### The exercise
Restate all the material verbatim, except for the pictures.
START Listed entries
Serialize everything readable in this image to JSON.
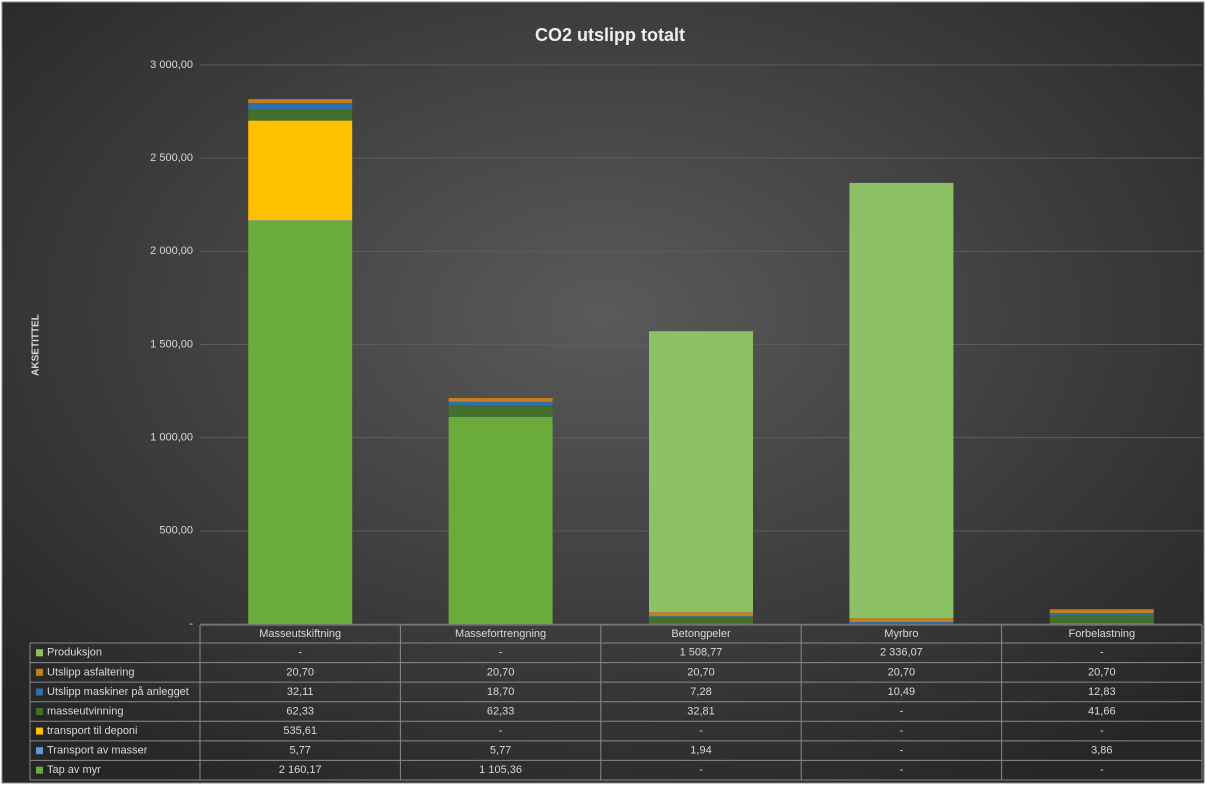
{
  "chart_data": {
    "type": "stacked_bar",
    "title": "CO2 utslipp totalt",
    "y_axis_label": "AKSETITTEL",
    "categories": [
      "Masseutskiftning",
      "Massefortrengning",
      "Betongpeler",
      "Myrbro",
      "Forbelastning"
    ],
    "series": [
      {
        "name": "Produksjon",
        "color": "#8cc265",
        "values": [
          0,
          0,
          1508.77,
          2336.07,
          0
        ],
        "value_labels": [
          "-",
          "-",
          "1 508,77",
          "2 336,07",
          "-"
        ]
      },
      {
        "name": "Utslipp asfaltering",
        "color": "#c27f1c",
        "values": [
          20.7,
          20.7,
          20.7,
          20.7,
          20.7
        ],
        "value_labels": [
          "20,70",
          "20,70",
          "20,70",
          "20,70",
          "20,70"
        ]
      },
      {
        "name": "Utslipp maskiner på anlegget",
        "color": "#2f6ea8",
        "values": [
          32.11,
          18.7,
          7.28,
          10.49,
          12.83
        ],
        "value_labels": [
          "32,11",
          "18,70",
          "7,28",
          "10,49",
          "12,83"
        ]
      },
      {
        "name": "masseutvinning",
        "color": "#436f2c",
        "values": [
          62.33,
          62.33,
          32.81,
          0,
          41.66
        ],
        "value_labels": [
          "62,33",
          "62,33",
          "32,81",
          "-",
          "41,66"
        ]
      },
      {
        "name": "transport til deponi",
        "color": "#ffc000",
        "values": [
          535.61,
          0,
          0,
          0,
          0
        ],
        "value_labels": [
          "535,61",
          "-",
          "-",
          "-",
          "-"
        ]
      },
      {
        "name": "Transport av masser",
        "color": "#5b9bd5",
        "values": [
          5.77,
          5.77,
          1.94,
          0,
          3.86
        ],
        "value_labels": [
          "5,77",
          "5,77",
          "1,94",
          "-",
          "3,86"
        ]
      },
      {
        "name": "Tap av myr",
        "color": "#6aab3c",
        "values": [
          2160.17,
          1105.36,
          0,
          0,
          0
        ],
        "value_labels": [
          "2 160,17",
          "1 105,36",
          "-",
          "-",
          "-"
        ]
      }
    ],
    "ylim": [
      0,
      3000
    ],
    "yticks": [
      {
        "value": 0,
        "label": "-"
      },
      {
        "value": 500,
        "label": "500,00"
      },
      {
        "value": 1000,
        "label": "1 000,00"
      },
      {
        "value": 1500,
        "label": "1 500,00"
      },
      {
        "value": 2000,
        "label": "2 000,00"
      },
      {
        "value": 2500,
        "label": "2 500,00"
      },
      {
        "value": 3000,
        "label": "3 000,00"
      }
    ],
    "grid": true
  }
}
END Listed entries
### Answer to the task
Serialize everything readable in this image to JSON.
{
  "chart_data": {
    "type": "stacked_bar",
    "title": "CO2 utslipp totalt",
    "y_axis_label": "AKSETITTEL",
    "categories": [
      "Masseutskiftning",
      "Massefortrengning",
      "Betongpeler",
      "Myrbro",
      "Forbelastning"
    ],
    "series": [
      {
        "name": "Produksjon",
        "color": "#8cc265",
        "values": [
          0,
          0,
          1508.77,
          2336.07,
          0
        ],
        "value_labels": [
          "-",
          "-",
          "1 508,77",
          "2 336,07",
          "-"
        ]
      },
      {
        "name": "Utslipp asfaltering",
        "color": "#c27f1c",
        "values": [
          20.7,
          20.7,
          20.7,
          20.7,
          20.7
        ],
        "value_labels": [
          "20,70",
          "20,70",
          "20,70",
          "20,70",
          "20,70"
        ]
      },
      {
        "name": "Utslipp maskiner på anlegget",
        "color": "#2f6ea8",
        "values": [
          32.11,
          18.7,
          7.28,
          10.49,
          12.83
        ],
        "value_labels": [
          "32,11",
          "18,70",
          "7,28",
          "10,49",
          "12,83"
        ]
      },
      {
        "name": "masseutvinning",
        "color": "#436f2c",
        "values": [
          62.33,
          62.33,
          32.81,
          0,
          41.66
        ],
        "value_labels": [
          "62,33",
          "62,33",
          "32,81",
          "-",
          "41,66"
        ]
      },
      {
        "name": "transport til deponi",
        "color": "#ffc000",
        "values": [
          535.61,
          0,
          0,
          0,
          0
        ],
        "value_labels": [
          "535,61",
          "-",
          "-",
          "-",
          "-"
        ]
      },
      {
        "name": "Transport av masser",
        "color": "#5b9bd5",
        "values": [
          5.77,
          5.77,
          1.94,
          0,
          3.86
        ],
        "value_labels": [
          "5,77",
          "5,77",
          "1,94",
          "-",
          "3,86"
        ]
      },
      {
        "name": "Tap av myr",
        "color": "#6aab3c",
        "values": [
          2160.17,
          1105.36,
          0,
          0,
          0
        ],
        "value_labels": [
          "2 160,17",
          "1 105,36",
          "-",
          "-",
          "-"
        ]
      }
    ],
    "ylim": [
      0,
      3000
    ],
    "yticks": [
      {
        "value": 0,
        "label": "-"
      },
      {
        "value": 500,
        "label": "500,00"
      },
      {
        "value": 1000,
        "label": "1 000,00"
      },
      {
        "value": 1500,
        "label": "1 500,00"
      },
      {
        "value": 2000,
        "label": "2 000,00"
      },
      {
        "value": 2500,
        "label": "2 500,00"
      },
      {
        "value": 3000,
        "label": "3 000,00"
      }
    ],
    "grid": true
  }
}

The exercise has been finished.